Document excerpt:
Start
PHOENIX (AP) - Democrats in Arizona turned out in large numbers to oust Maricopa County Sheriff Joe Arpaio and boost the minimum wage to $12 an hour, but their hope of turning the red state blue fell well short with President-elect Donald Trump on track to carry the state.
Despite campaign stops by Hillary Clinton in recent weeks and the possibility of the presidential race coming down to the wire for the first time in two decades, the Democrats only chipped away at Arizona’s conservative history Tuesday. But they were heartened by the progress.
“We bucked the trend. We’re going to pick up House seats, we’re going to pick up state Senate seats, we knocked off Joe Arpaio,” said Alexis Tameron, chair of the state Democratic Party. “We went deep last night.”
Trump was leading by less than 5 percentage points Wednesday, well below what has been seen in previous elections. More than 600,000 votes remain to be counted.
But Sen. John McCain handily beat his Democratic rival, Rep. Ann Kirkpatrick, in a tough race that focused on his evolving support of the GOP presidential hopeful.
End
Dataset extract:
Start
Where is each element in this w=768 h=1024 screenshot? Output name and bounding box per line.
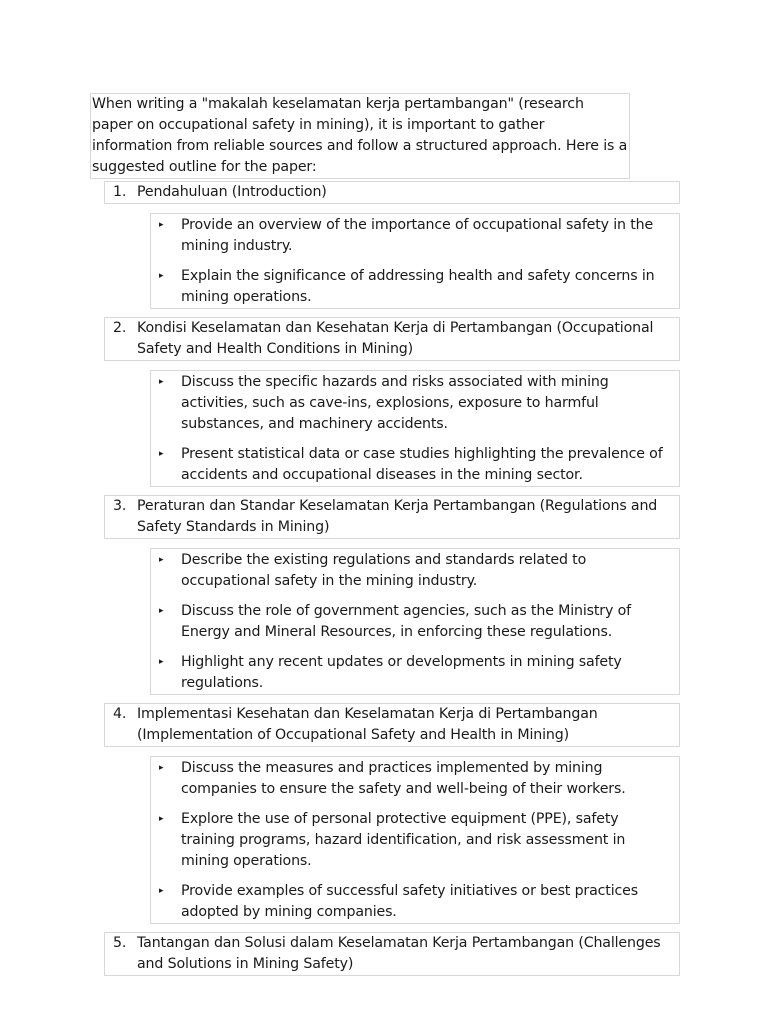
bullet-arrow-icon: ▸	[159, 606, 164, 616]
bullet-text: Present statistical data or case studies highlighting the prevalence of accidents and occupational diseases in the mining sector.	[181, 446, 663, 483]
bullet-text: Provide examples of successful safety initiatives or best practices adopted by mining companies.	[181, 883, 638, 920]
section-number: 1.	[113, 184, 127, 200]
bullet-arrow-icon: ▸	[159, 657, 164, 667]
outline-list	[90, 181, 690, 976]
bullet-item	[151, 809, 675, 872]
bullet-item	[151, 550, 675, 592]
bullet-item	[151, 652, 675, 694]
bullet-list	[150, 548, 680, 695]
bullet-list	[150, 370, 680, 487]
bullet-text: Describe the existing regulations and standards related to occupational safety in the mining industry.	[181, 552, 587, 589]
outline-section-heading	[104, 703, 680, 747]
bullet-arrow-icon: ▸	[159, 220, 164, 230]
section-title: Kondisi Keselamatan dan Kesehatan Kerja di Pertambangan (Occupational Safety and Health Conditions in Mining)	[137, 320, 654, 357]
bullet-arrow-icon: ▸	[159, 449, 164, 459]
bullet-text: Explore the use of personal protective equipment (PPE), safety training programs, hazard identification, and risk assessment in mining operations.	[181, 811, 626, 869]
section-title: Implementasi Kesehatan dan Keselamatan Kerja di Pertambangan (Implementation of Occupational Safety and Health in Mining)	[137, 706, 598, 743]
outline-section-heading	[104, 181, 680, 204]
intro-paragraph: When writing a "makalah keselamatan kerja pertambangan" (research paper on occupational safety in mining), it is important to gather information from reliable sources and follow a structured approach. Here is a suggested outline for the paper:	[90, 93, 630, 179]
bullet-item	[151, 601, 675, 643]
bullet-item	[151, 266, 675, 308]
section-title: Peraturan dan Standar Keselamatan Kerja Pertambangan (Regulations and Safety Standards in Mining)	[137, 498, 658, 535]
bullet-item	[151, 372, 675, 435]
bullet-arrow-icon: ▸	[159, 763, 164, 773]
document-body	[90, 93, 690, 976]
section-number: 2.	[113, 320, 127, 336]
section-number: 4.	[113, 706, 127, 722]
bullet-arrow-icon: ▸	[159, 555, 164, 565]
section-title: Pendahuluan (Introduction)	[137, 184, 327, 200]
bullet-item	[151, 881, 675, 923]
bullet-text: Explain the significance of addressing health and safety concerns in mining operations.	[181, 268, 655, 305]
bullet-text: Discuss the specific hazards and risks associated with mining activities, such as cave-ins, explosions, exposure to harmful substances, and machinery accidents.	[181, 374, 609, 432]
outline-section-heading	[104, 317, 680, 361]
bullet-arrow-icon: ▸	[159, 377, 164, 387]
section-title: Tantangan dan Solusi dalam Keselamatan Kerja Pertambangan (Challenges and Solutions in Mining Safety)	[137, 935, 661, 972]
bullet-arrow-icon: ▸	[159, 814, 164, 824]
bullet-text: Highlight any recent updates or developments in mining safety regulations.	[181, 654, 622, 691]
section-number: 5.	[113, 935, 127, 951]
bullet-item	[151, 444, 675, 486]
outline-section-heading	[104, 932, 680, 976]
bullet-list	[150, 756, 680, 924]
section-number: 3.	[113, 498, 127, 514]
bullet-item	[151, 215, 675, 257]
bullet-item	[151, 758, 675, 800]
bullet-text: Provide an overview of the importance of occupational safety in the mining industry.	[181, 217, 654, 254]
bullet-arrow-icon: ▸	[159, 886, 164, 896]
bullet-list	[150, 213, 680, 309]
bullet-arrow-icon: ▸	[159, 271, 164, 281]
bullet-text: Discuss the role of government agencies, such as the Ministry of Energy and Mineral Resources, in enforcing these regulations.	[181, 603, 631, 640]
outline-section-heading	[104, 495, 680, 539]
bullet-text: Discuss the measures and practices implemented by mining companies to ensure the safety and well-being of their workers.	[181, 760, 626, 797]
End
Start
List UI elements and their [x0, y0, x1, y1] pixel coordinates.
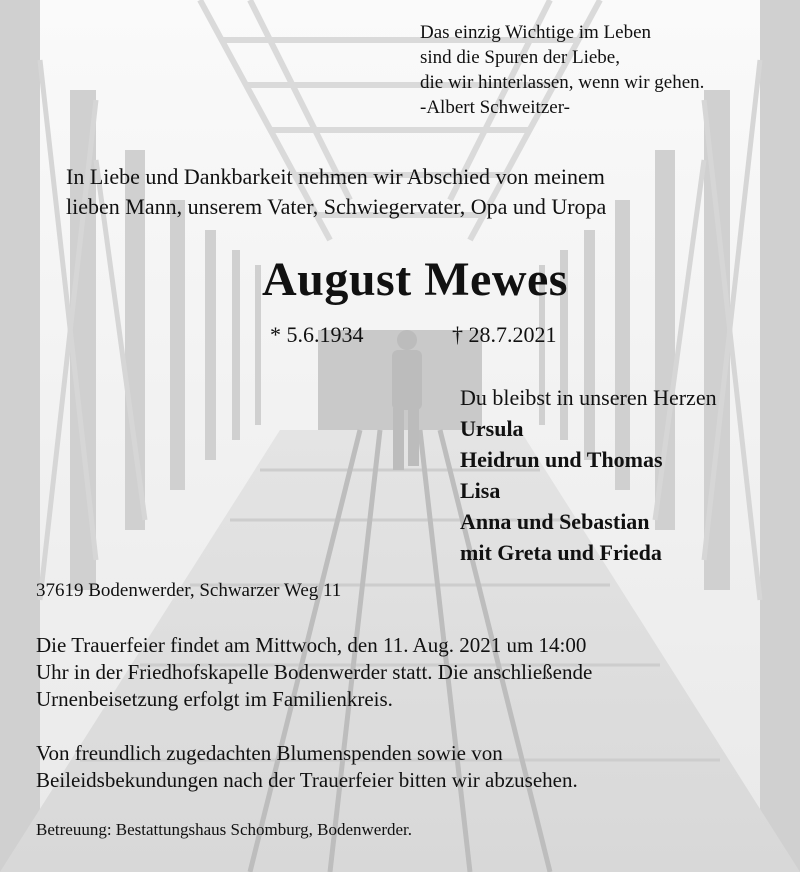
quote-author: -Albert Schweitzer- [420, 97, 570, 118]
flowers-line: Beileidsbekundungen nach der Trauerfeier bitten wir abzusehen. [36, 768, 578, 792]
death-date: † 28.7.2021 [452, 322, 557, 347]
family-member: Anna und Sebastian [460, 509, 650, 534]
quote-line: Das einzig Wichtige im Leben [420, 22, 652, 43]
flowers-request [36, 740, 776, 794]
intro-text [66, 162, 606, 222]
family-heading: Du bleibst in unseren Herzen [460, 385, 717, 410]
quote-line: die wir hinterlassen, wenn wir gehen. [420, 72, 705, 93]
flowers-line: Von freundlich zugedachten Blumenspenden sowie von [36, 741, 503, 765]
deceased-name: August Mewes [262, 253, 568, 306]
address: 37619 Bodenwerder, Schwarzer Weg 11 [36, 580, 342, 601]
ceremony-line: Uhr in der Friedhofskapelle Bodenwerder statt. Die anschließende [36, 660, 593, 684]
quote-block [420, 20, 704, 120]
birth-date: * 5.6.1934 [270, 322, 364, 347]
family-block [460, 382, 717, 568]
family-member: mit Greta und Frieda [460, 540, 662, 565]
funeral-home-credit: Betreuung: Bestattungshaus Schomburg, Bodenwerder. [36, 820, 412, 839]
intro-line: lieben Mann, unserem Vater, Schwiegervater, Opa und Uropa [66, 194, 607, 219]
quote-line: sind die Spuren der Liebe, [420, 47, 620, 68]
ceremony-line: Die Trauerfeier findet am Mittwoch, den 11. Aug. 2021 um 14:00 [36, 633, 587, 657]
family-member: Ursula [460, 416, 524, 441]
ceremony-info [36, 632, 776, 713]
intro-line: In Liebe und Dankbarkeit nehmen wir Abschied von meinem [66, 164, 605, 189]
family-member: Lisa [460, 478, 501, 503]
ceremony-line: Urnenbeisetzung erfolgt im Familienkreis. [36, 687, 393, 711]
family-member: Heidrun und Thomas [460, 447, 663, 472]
End
Aim of the exercise: Continue the Arizona election report from the point where it stops. The items come from a different source than the Arizona election report.

Result of the exercise:
“I think Arizona is still a red state - had it been another candidate, Arizona wouldn’t even have been a battleground state,” said Doug Cole, a longtime Republican political consultant. “Here you have the senior senator, a Republican, not voting for him, the junior senator publicly not voting for him. A lot of your more traditional Republicans did not support the nominee.”
Cole and analyst Paul Bentz, both from consulting firm HighGround, said Democrats don’t appear to have dramatically overperformed Republicans on Tuesday, other than the tight presidential race.
McCain, the Republican White House nominee in 2008, beat Barack Obama by about 9 percentage points, while Mitt Romney in 2012 bested Trump in Arizona by about the same amount. The last Democratic presidential candidate to win here was Bill Clinton in 1996, and before that, Harry Truman in 1948.
In the Legislature, more races were becoming competitive as additional votes were tallied, but as of Wednesday, it appeared the Senate would remain at a 17-13 GOP majority. The House was heading toward being one Republican seat shy of last year’s 26-24 split.
In the sheriff’s race, Arpaio was not undone by Democratic turnout alone, Tempe pollster Mike O’Neil said. Instead, it cumulative effect of his legal troubles, including being charged with a crime two weeks before Election Day, losing a racial profiling case and racking up $130 million in taxpayer-funded legal costs.
“His act just wore thin,” O’Neil said. “Remember: He has been around for 24 years.”
Protesters gathered Wednesday outside the sheriff’s headquarters in Phoenix, putting up a giant inflatable figure of Arpaio in jail garb and handcuffs. Students from several schools also marched to the state Capitol to decry Trump’s election, mirroring protests that played out in other states.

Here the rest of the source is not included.